WHAT IS EXPECTED
Write out all the entries word for word, but skip any images.

--- start ---

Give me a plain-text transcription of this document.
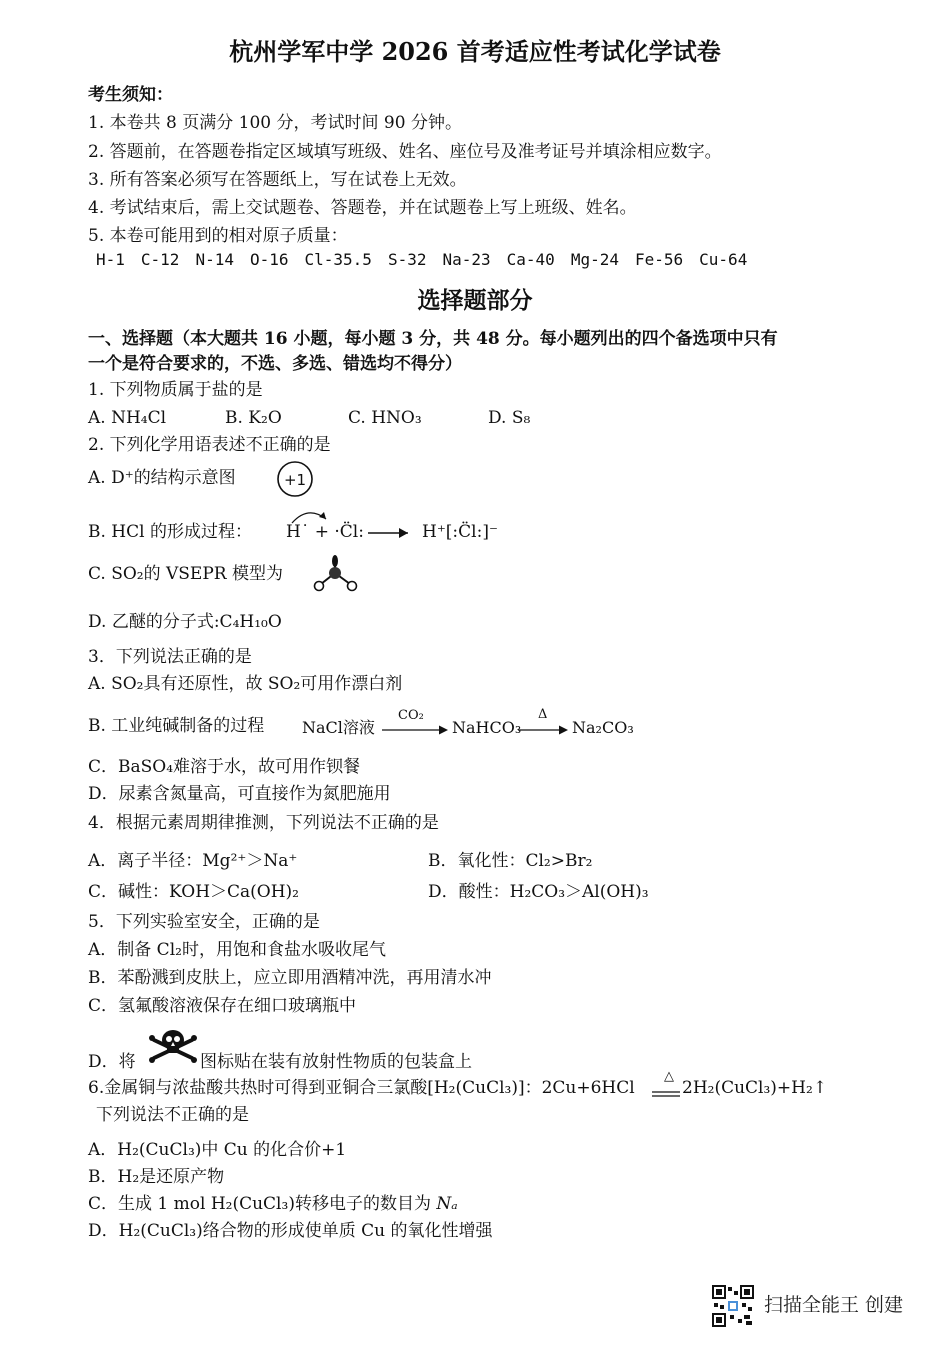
杭州学军中学 2026 首考适应性考试化学试卷
考生须知：
1. 本卷共 8 页满分 100 分，考试时间 90 分钟。
2. 答题前，在答题卷指定区域填写班级、姓名、座位号及准考证号并填涂相应数字。
3. 所有答案必须写在答题纸上，写在试卷上无效。
4. 考试结束后，需上交试题卷、答题卷，并在试题卷上写上班级、姓名。
5. 本卷可能用到的相对原子质量：
H-1 C-12 N-14 O-16 Cl-35.5 S-32 Na-23 Ca-40 Mg-24 Fe-56 Cu-64
选择题部分
一、选择题（本大题共 16 小题，每小题 3 分，共 48 分。每小题列出的四个备选项中只有
一个是符合要求的，不选、多选、错选均不得分）
1. 下列物质属于盐的是
A. NH₄Cl	B. K₂O	C. HNO₃	D. S₈
2. 下列化学用语表述不正确的是
A. D⁺的结构示意图	+1
B. HCl 的形成过程： H˙ + ·C̈l: → H⁺[:C̈l:]⁻
C. SO₂的 VSEPR 模型为
D. 乙醚的分子式:C₄H₁₀O
3．下列说法正确的是
A. SO₂具有还原性，故 SO₂可用作漂白剂
B. 工业纯碱制备的过程 NaCl溶液
CO₂
NaHCO₃
Δ
→ Na₂CO₃
C．BaSO₄难溶于水，故可用作钡餐
D．尿素含氮量高，可直接作为氮肥施用
4．根据元素周期律推测，下列说法不正确的是
A．离子半径：Mg²⁺＞Na⁺	B．氧化性：Cl₂>Br₂
C．碱性：KOH＞Ca(OH)₂	D．酸性：H₂CO₃＞Al(OH)₃
5．下列实验室安全，正确的是
A．制备 Cl₂时，用饱和食盐水吸收尾气
B．苯酚溅到皮肤上，应立即用酒精冲洗，再用清水冲
C．氢氟酸溶液保存在细口玻璃瓶中
D．将	图标贴在装有放射性物质的包装盒上
6.金属铜与浓盐酸共热时可得到亚铜合三氯酸[H₂(CuCl₃)]：2Cu+6HCl
△
2H₂(CuCl₃)+H₂↑
下列说法不正确的是
A．H₂(CuCl₃)中 Cu 的化合价+1
B．H₂是还原产物
C．生成 1 mol H₂(CuCl₃)转移电子的数目为 Nₐ
D．H₂(CuCl₃)络合物的形成使单质 Cu 的氧化性增强
扫描全能王 创建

--- end ---

RESULT
Give me a plain-text transcription of this document.
杭州学军中学 2026 首考适应性考试化学试卷
考生须知：
1. 本卷共 8 页满分 100 分，考试时间 90 分钟。
2. 答题前，在答题卷指定区域填写班级、姓名、座位号及准考证号并填涂相应数字。
3. 所有答案必须写在答题纸上，写在试卷上无效。
4. 考试结束后，需上交试题卷、答题卷，并在试题卷上写上班级、姓名。
5. 本卷可能用到的相对原子质量：
H-1 C-12 N-14 O-16 Cl-35.5 S-32 Na-23 Ca-40 Mg-24 Fe-56 Cu-64
选择题部分
一、选择题（本大题共 16 小题，每小题 3 分，共 48 分。每小题列出的四个备选项中只有
一个是符合要求的，不选、多选、错选均不得分）
1. 下列物质属于盐的是
A. NH₄Cl	B. K₂O	C. HNO₃	D. S₈
2. 下列化学用语表述不正确的是
A. D⁺的结构示意图	+1
B. HCl 的形成过程： H˙ + ·C̈l: → H⁺[:C̈l:]⁻
C. SO₂的 VSEPR 模型为
D. 乙醚的分子式:C₄H₁₀O
3．下列说法正确的是
A. SO₂具有还原性，故 SO₂可用作漂白剂
B. 工业纯碱制备的过程 NaCl溶液
CO₂
NaHCO₃
Δ
→ Na₂CO₃
C．BaSO₄难溶于水，故可用作钡餐
D．尿素含氮量高，可直接作为氮肥施用
4．根据元素周期律推测，下列说法不正确的是
A．离子半径：Mg²⁺＞Na⁺	B．氧化性：Cl₂>Br₂
C．碱性：KOH＞Ca(OH)₂	D．酸性：H₂CO₃＞Al(OH)₃
5．下列实验室安全，正确的是
A．制备 Cl₂时，用饱和食盐水吸收尾气
B．苯酚溅到皮肤上，应立即用酒精冲洗，再用清水冲
C．氢氟酸溶液保存在细口玻璃瓶中
D．将	图标贴在装有放射性物质的包装盒上
6.金属铜与浓盐酸共热时可得到亚铜合三氯酸[H₂(CuCl₃)]：2Cu+6HCl
△
2H₂(CuCl₃)+H₂↑
下列说法不正确的是
A．H₂(CuCl₃)中 Cu 的化合价+1
B．H₂是还原产物
C．生成 1 mol H₂(CuCl₃)转移电子的数目为 Nₐ
D．H₂(CuCl₃)络合物的形成使单质 Cu 的氧化性增强
扫描全能王 创建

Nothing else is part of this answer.